Written exercise ▸
Make an exact copy of the entries below with the pictures removed.

=== Dataset entries ===

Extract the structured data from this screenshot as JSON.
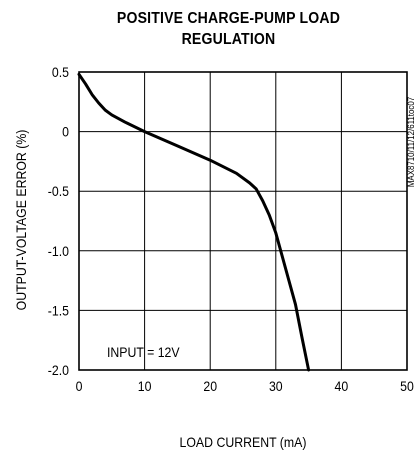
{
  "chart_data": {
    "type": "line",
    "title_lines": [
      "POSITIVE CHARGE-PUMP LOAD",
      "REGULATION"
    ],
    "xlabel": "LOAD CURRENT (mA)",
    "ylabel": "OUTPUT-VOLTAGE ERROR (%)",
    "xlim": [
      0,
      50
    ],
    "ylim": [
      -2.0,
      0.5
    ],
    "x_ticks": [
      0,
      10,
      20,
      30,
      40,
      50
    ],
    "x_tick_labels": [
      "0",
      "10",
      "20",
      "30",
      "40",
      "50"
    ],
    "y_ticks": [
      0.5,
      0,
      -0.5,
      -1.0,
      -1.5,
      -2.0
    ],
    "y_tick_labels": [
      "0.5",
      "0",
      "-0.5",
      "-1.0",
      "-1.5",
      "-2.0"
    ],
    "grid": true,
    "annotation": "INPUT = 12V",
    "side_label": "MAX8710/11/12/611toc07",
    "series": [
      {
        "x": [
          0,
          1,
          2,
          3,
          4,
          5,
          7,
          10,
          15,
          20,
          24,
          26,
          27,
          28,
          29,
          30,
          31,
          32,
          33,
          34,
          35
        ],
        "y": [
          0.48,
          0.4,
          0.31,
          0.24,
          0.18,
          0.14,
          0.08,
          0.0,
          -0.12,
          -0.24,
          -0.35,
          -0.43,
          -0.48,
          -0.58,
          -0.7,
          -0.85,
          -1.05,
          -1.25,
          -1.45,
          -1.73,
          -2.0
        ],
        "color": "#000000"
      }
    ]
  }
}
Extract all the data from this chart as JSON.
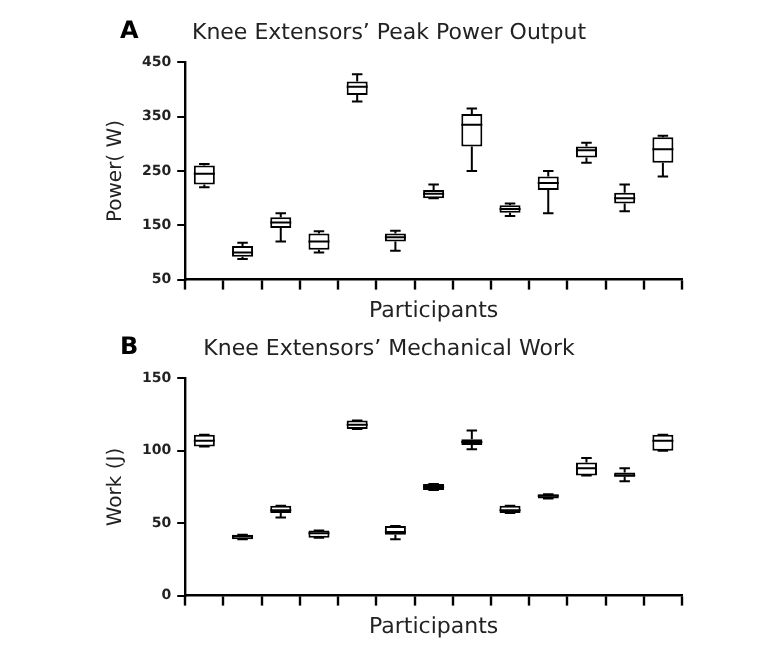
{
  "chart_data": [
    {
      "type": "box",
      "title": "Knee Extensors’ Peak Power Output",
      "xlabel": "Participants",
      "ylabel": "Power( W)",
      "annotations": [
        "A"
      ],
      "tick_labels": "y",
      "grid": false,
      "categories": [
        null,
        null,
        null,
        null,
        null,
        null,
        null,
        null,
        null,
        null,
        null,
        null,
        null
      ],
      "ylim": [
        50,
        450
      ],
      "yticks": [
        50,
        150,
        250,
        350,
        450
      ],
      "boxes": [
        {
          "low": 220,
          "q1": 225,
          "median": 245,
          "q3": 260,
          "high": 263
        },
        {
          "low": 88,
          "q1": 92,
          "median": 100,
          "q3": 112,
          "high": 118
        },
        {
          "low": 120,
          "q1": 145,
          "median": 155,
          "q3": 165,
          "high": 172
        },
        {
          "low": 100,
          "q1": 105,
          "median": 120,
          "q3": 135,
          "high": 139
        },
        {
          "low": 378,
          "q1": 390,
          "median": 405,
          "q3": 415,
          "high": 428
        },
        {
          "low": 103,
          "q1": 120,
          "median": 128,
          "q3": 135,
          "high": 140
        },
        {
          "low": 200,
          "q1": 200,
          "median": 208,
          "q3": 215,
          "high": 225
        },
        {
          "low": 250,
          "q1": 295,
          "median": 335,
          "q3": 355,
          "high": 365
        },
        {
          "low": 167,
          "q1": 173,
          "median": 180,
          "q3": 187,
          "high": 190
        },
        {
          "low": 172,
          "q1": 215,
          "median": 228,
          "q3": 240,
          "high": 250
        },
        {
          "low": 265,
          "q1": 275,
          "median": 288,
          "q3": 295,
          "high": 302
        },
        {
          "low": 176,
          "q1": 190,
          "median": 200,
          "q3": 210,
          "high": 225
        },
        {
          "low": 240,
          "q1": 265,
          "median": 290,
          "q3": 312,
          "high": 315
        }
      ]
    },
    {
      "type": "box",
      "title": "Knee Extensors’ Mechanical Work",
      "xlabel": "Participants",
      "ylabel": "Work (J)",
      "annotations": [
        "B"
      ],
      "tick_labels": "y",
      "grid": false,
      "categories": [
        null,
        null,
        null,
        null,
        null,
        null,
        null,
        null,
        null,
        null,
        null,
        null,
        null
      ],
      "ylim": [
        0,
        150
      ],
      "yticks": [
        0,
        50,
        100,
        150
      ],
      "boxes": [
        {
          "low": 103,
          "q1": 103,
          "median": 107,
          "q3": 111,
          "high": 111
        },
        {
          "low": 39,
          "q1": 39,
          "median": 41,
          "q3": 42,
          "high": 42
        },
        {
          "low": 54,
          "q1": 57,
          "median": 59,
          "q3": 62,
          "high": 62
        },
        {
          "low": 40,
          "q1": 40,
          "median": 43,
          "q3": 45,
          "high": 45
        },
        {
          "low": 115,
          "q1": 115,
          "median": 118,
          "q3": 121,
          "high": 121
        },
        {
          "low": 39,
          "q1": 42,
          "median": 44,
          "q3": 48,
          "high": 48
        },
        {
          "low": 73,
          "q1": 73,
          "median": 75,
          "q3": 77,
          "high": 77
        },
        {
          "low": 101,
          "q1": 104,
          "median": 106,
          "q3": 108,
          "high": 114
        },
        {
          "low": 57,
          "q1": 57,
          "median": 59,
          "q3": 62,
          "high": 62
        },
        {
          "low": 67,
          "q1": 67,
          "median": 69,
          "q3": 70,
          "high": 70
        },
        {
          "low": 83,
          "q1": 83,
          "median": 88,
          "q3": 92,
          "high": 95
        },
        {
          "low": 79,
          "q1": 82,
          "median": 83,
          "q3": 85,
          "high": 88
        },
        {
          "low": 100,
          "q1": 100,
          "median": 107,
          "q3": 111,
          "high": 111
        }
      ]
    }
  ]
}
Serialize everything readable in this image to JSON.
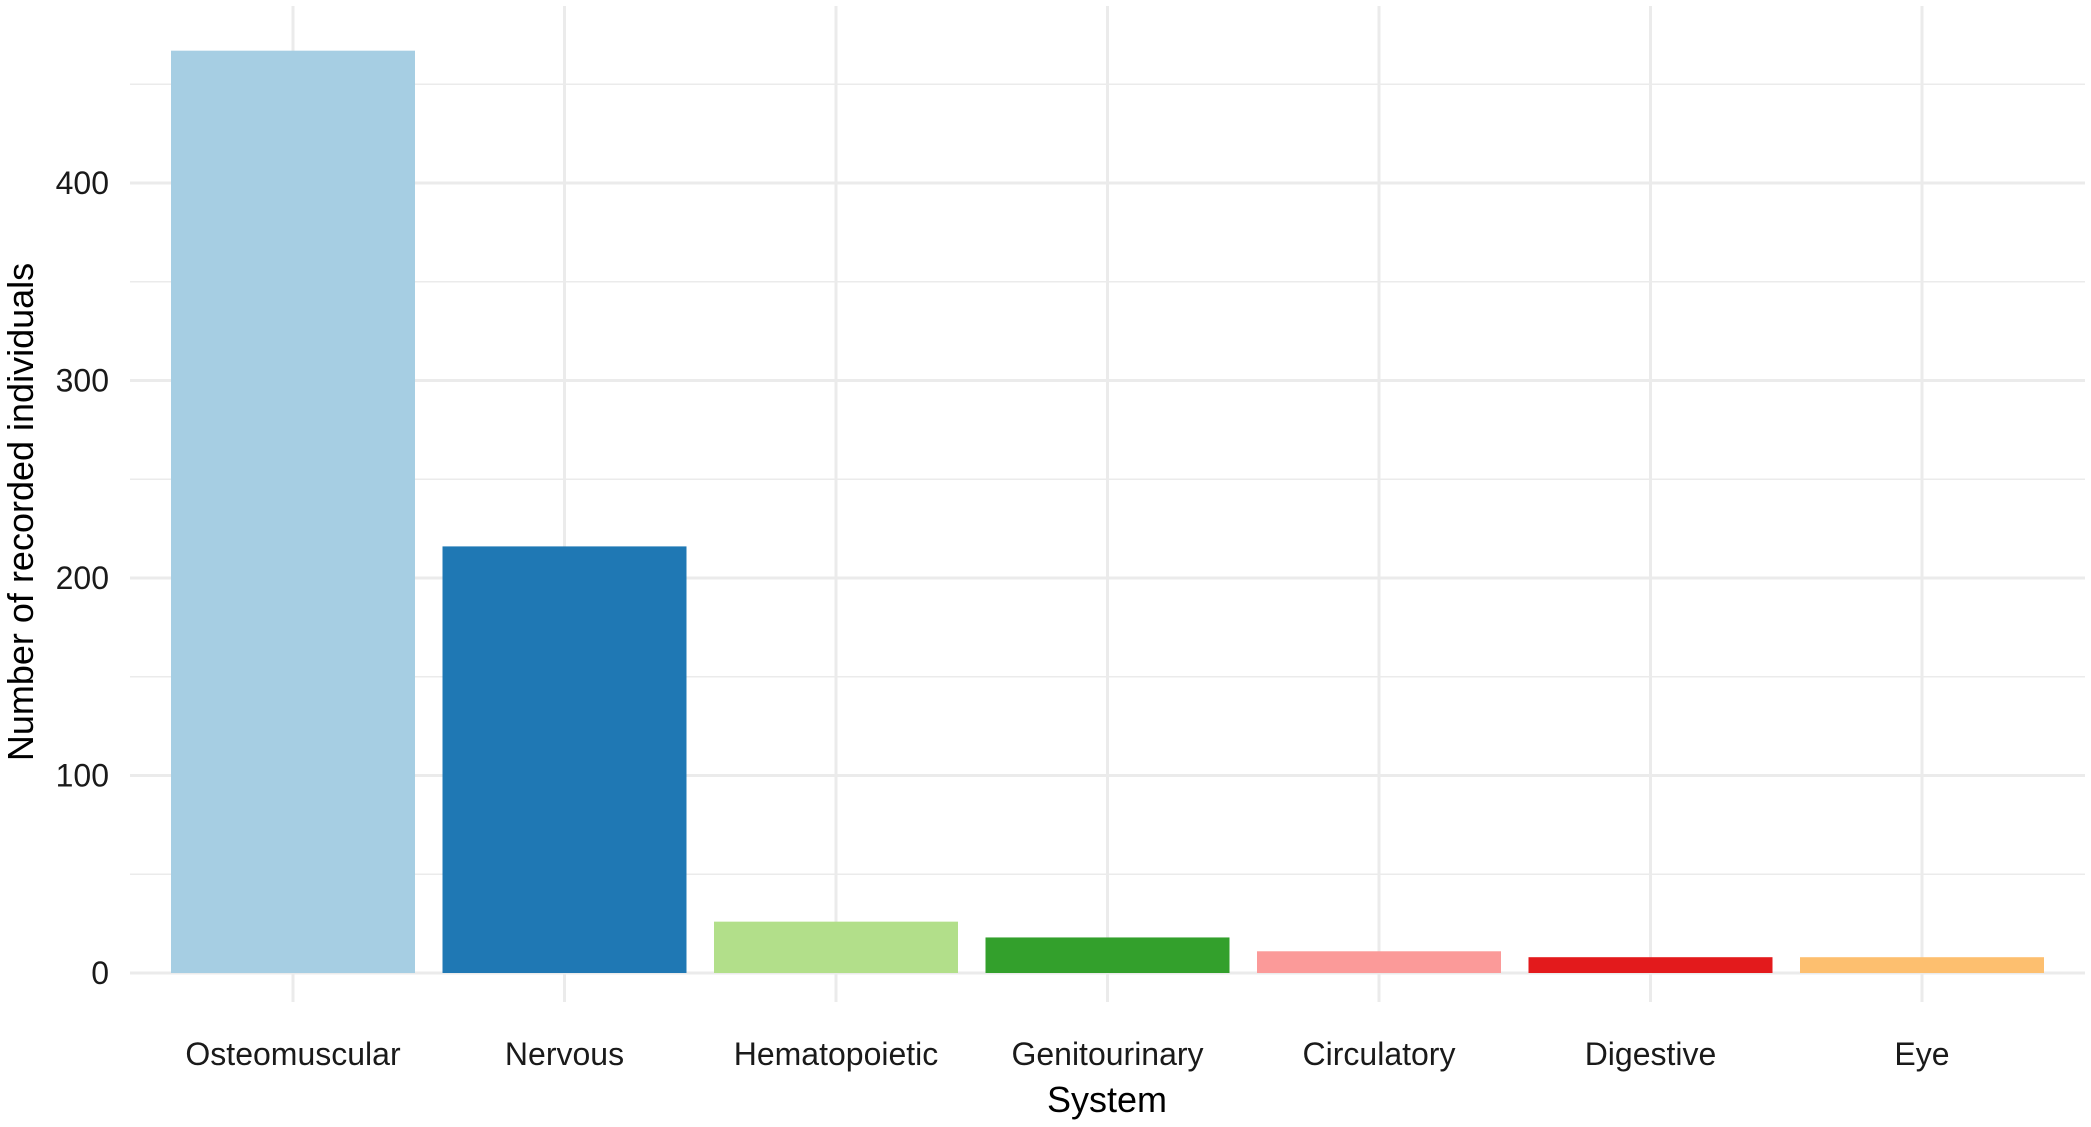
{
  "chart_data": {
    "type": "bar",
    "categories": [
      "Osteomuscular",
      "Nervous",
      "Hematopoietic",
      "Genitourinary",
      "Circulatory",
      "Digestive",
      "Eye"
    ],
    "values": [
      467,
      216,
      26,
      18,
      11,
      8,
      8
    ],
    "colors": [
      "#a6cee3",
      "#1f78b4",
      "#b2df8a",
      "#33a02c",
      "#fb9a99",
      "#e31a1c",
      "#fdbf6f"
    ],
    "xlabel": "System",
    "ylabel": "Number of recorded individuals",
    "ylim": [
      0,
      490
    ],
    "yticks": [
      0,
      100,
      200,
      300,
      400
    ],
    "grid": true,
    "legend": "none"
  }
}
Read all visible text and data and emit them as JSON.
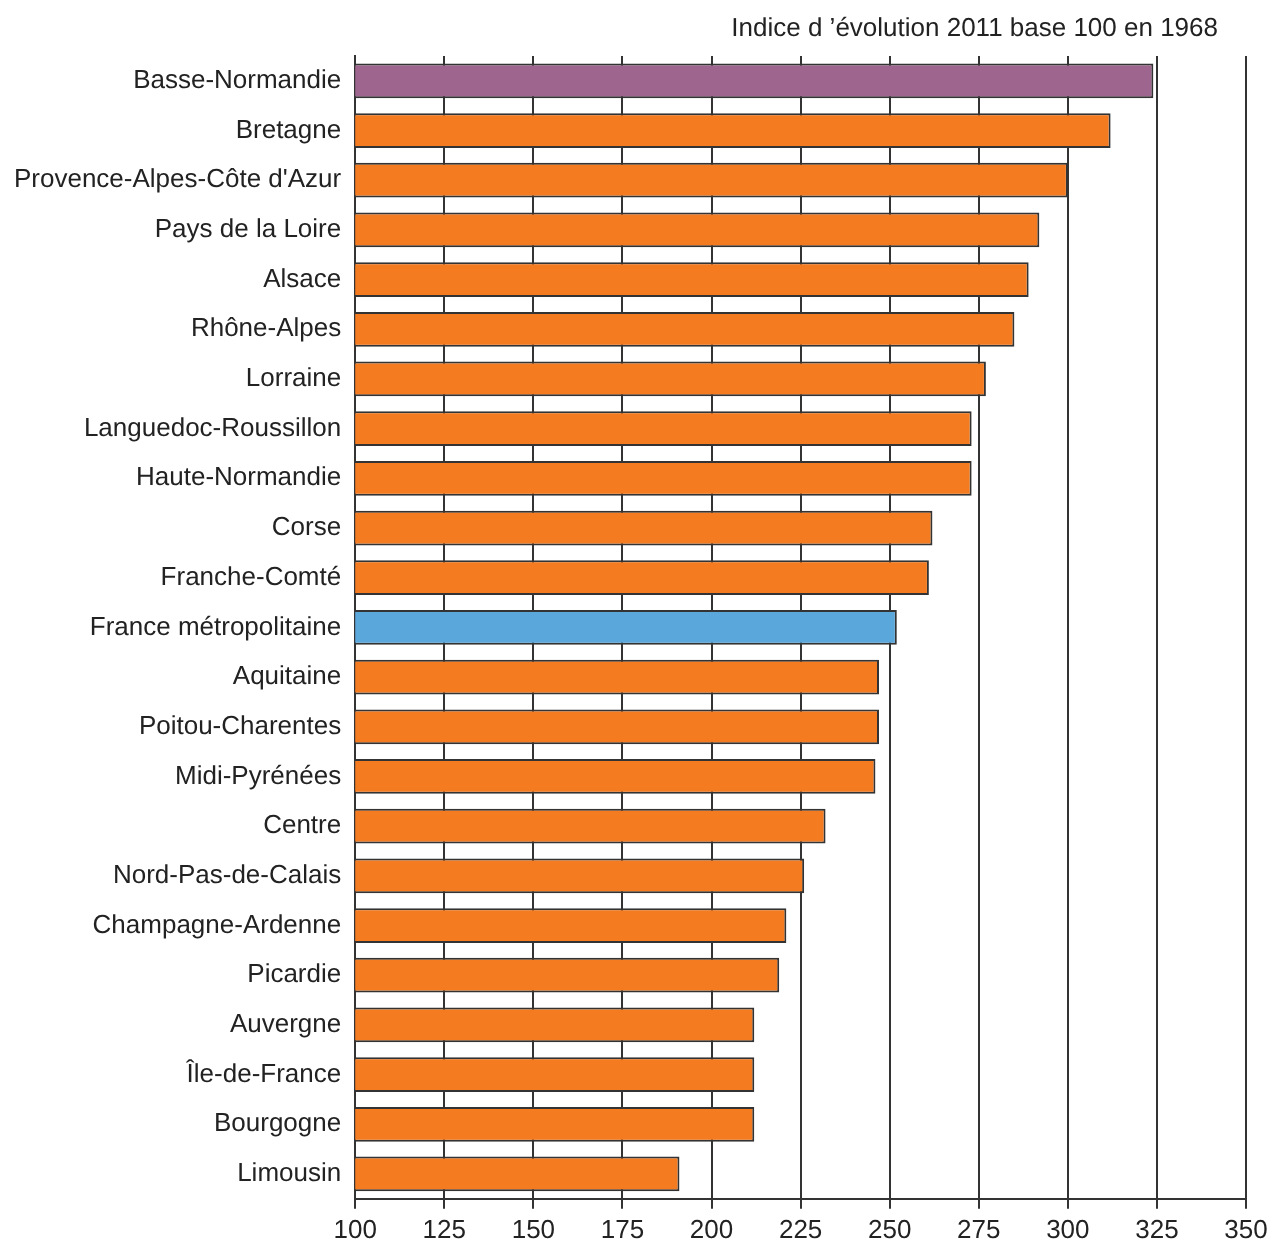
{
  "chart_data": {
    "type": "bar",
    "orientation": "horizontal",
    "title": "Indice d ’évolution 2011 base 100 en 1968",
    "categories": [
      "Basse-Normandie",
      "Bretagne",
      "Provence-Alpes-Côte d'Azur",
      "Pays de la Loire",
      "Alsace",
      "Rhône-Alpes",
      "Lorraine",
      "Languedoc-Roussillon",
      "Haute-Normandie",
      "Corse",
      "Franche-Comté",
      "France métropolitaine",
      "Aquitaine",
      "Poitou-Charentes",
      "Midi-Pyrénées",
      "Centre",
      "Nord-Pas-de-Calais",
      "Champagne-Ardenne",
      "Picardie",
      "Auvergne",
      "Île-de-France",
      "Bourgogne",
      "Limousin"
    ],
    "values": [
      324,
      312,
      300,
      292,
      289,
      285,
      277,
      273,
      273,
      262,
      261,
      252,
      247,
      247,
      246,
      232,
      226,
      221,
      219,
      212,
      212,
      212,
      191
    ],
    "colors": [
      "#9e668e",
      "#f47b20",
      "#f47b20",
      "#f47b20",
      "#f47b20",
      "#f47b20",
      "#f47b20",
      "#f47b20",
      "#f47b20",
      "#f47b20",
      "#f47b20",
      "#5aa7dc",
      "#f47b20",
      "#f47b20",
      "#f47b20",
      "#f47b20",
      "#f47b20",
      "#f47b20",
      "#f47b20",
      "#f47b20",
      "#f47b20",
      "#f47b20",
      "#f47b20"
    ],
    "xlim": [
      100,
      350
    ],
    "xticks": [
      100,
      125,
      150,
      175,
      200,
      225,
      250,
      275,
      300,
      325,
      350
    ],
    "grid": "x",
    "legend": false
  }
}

===

Reply ▸
Extract the structured data from this screenshot as JSON.
{
  "chart_data": {
    "type": "line",
    "title_lines": [
      "POSITIVE CHARGE-PUMP LOAD",
      "REGULATION"
    ],
    "xlabel": "LOAD CURRENT (mA)",
    "ylabel": "OUTPUT-VOLTAGE ERROR (%)",
    "xlim": [
      0,
      50
    ],
    "ylim": [
      -2.0,
      0.5
    ],
    "x_ticks": [
      0,
      10,
      20,
      30,
      40,
      50
    ],
    "x_tick_labels": [
      "0",
      "10",
      "20",
      "30",
      "40",
      "50"
    ],
    "y_ticks": [
      0.5,
      0,
      -0.5,
      -1.0,
      -1.5,
      -2.0
    ],
    "y_tick_labels": [
      "0.5",
      "0",
      "-0.5",
      "-1.0",
      "-1.5",
      "-2.0"
    ],
    "grid": true,
    "annotation": "INPUT = 12V",
    "side_label": "MAX8710/11/12/611toc07",
    "series": [
      {
        "x": [
          0,
          1,
          2,
          3,
          4,
          5,
          7,
          10,
          15,
          20,
          24,
          26,
          27,
          28,
          29,
          30,
          31,
          32,
          33,
          34,
          35
        ],
        "y": [
          0.48,
          0.4,
          0.31,
          0.24,
          0.18,
          0.14,
          0.08,
          0.0,
          -0.12,
          -0.24,
          -0.35,
          -0.43,
          -0.48,
          -0.58,
          -0.7,
          -0.85,
          -1.05,
          -1.25,
          -1.45,
          -1.73,
          -2.0
        ],
        "color": "#000000"
      }
    ]
  }
}
Extract all the data from this chart as JSON.
{
  "chart_data": [
    {
      "type": "box",
      "title": "Knee Extensors’ Peak Power Output",
      "xlabel": "Participants",
      "ylabel": "Power( W)",
      "annotations": [
        "A"
      ],
      "tick_labels": "y",
      "grid": false,
      "categories": [
        null,
        null,
        null,
        null,
        null,
        null,
        null,
        null,
        null,
        null,
        null,
        null,
        null
      ],
      "ylim": [
        50,
        450
      ],
      "yticks": [
        50,
        150,
        250,
        350,
        450
      ],
      "boxes": [
        {
          "low": 220,
          "q1": 225,
          "median": 245,
          "q3": 260,
          "high": 263
        },
        {
          "low": 88,
          "q1": 92,
          "median": 100,
          "q3": 112,
          "high": 118
        },
        {
          "low": 120,
          "q1": 145,
          "median": 155,
          "q3": 165,
          "high": 172
        },
        {
          "low": 100,
          "q1": 105,
          "median": 120,
          "q3": 135,
          "high": 139
        },
        {
          "low": 378,
          "q1": 390,
          "median": 405,
          "q3": 415,
          "high": 428
        },
        {
          "low": 103,
          "q1": 120,
          "median": 128,
          "q3": 135,
          "high": 140
        },
        {
          "low": 200,
          "q1": 200,
          "median": 208,
          "q3": 215,
          "high": 225
        },
        {
          "low": 250,
          "q1": 295,
          "median": 335,
          "q3": 355,
          "high": 365
        },
        {
          "low": 167,
          "q1": 173,
          "median": 180,
          "q3": 187,
          "high": 190
        },
        {
          "low": 172,
          "q1": 215,
          "median": 228,
          "q3": 240,
          "high": 250
        },
        {
          "low": 265,
          "q1": 275,
          "median": 288,
          "q3": 295,
          "high": 302
        },
        {
          "low": 176,
          "q1": 190,
          "median": 200,
          "q3": 210,
          "high": 225
        },
        {
          "low": 240,
          "q1": 265,
          "median": 290,
          "q3": 312,
          "high": 315
        }
      ]
    },
    {
      "type": "box",
      "title": "Knee Extensors’ Mechanical Work",
      "xlabel": "Participants",
      "ylabel": "Work (J)",
      "annotations": [
        "B"
      ],
      "tick_labels": "y",
      "grid": false,
      "categories": [
        null,
        null,
        null,
        null,
        null,
        null,
        null,
        null,
        null,
        null,
        null,
        null,
        null
      ],
      "ylim": [
        0,
        150
      ],
      "yticks": [
        0,
        50,
        100,
        150
      ],
      "boxes": [
        {
          "low": 103,
          "q1": 103,
          "median": 107,
          "q3": 111,
          "high": 111
        },
        {
          "low": 39,
          "q1": 39,
          "median": 41,
          "q3": 42,
          "high": 42
        },
        {
          "low": 54,
          "q1": 57,
          "median": 59,
          "q3": 62,
          "high": 62
        },
        {
          "low": 40,
          "q1": 40,
          "median": 43,
          "q3": 45,
          "high": 45
        },
        {
          "low": 115,
          "q1": 115,
          "median": 118,
          "q3": 121,
          "high": 121
        },
        {
          "low": 39,
          "q1": 42,
          "median": 44,
          "q3": 48,
          "high": 48
        },
        {
          "low": 73,
          "q1": 73,
          "median": 75,
          "q3": 77,
          "high": 77
        },
        {
          "low": 101,
          "q1": 104,
          "median": 106,
          "q3": 108,
          "high": 114
        },
        {
          "low": 57,
          "q1": 57,
          "median": 59,
          "q3": 62,
          "high": 62
        },
        {
          "low": 67,
          "q1": 67,
          "median": 69,
          "q3": 70,
          "high": 70
        },
        {
          "low": 83,
          "q1": 83,
          "median": 88,
          "q3": 92,
          "high": 95
        },
        {
          "low": 79,
          "q1": 82,
          "median": 83,
          "q3": 85,
          "high": 88
        },
        {
          "low": 100,
          "q1": 100,
          "median": 107,
          "q3": 111,
          "high": 111
        }
      ]
    }
  ]
}
Serialize everything readable in this image to JSON.
{
  "chart_data": {
    "type": "bar",
    "categories": [
      "Osteomuscular",
      "Nervous",
      "Hematopoietic",
      "Genitourinary",
      "Circulatory",
      "Digestive",
      "Eye"
    ],
    "values": [
      467,
      216,
      26,
      18,
      11,
      8,
      8
    ],
    "colors": [
      "#a6cee3",
      "#1f78b4",
      "#b2df8a",
      "#33a02c",
      "#fb9a99",
      "#e31a1c",
      "#fdbf6f"
    ],
    "xlabel": "System",
    "ylabel": "Number of recorded individuals",
    "ylim": [
      0,
      490
    ],
    "yticks": [
      0,
      100,
      200,
      300,
      400
    ],
    "grid": true,
    "legend": "none"
  }
}
Read all visible text and data and emit them as JSON.
{
  "chart_data": {
    "type": "bar",
    "orientation": "horizontal",
    "title": "Indice d ’évolution 2011 base 100 en 1968",
    "categories": [
      "Basse-Normandie",
      "Bretagne",
      "Provence-Alpes-Côte d'Azur",
      "Pays de la Loire",
      "Alsace",
      "Rhône-Alpes",
      "Lorraine",
      "Languedoc-Roussillon",
      "Haute-Normandie",
      "Corse",
      "Franche-Comté",
      "France métropolitaine",
      "Aquitaine",
      "Poitou-Charentes",
      "Midi-Pyrénées",
      "Centre",
      "Nord-Pas-de-Calais",
      "Champagne-Ardenne",
      "Picardie",
      "Auvergne",
      "Île-de-France",
      "Bourgogne",
      "Limousin"
    ],
    "values": [
      324,
      312,
      300,
      292,
      289,
      285,
      277,
      273,
      273,
      262,
      261,
      252,
      247,
      247,
      246,
      232,
      226,
      221,
      219,
      212,
      212,
      212,
      191
    ],
    "colors": [
      "#9e668e",
      "#f47b20",
      "#f47b20",
      "#f47b20",
      "#f47b20",
      "#f47b20",
      "#f47b20",
      "#f47b20",
      "#f47b20",
      "#f47b20",
      "#f47b20",
      "#5aa7dc",
      "#f47b20",
      "#f47b20",
      "#f47b20",
      "#f47b20",
      "#f47b20",
      "#f47b20",
      "#f47b20",
      "#f47b20",
      "#f47b20",
      "#f47b20",
      "#f47b20"
    ],
    "xlim": [
      100,
      350
    ],
    "xticks": [
      100,
      125,
      150,
      175,
      200,
      225,
      250,
      275,
      300,
      325,
      350
    ],
    "grid": "x",
    "legend": false
  }
}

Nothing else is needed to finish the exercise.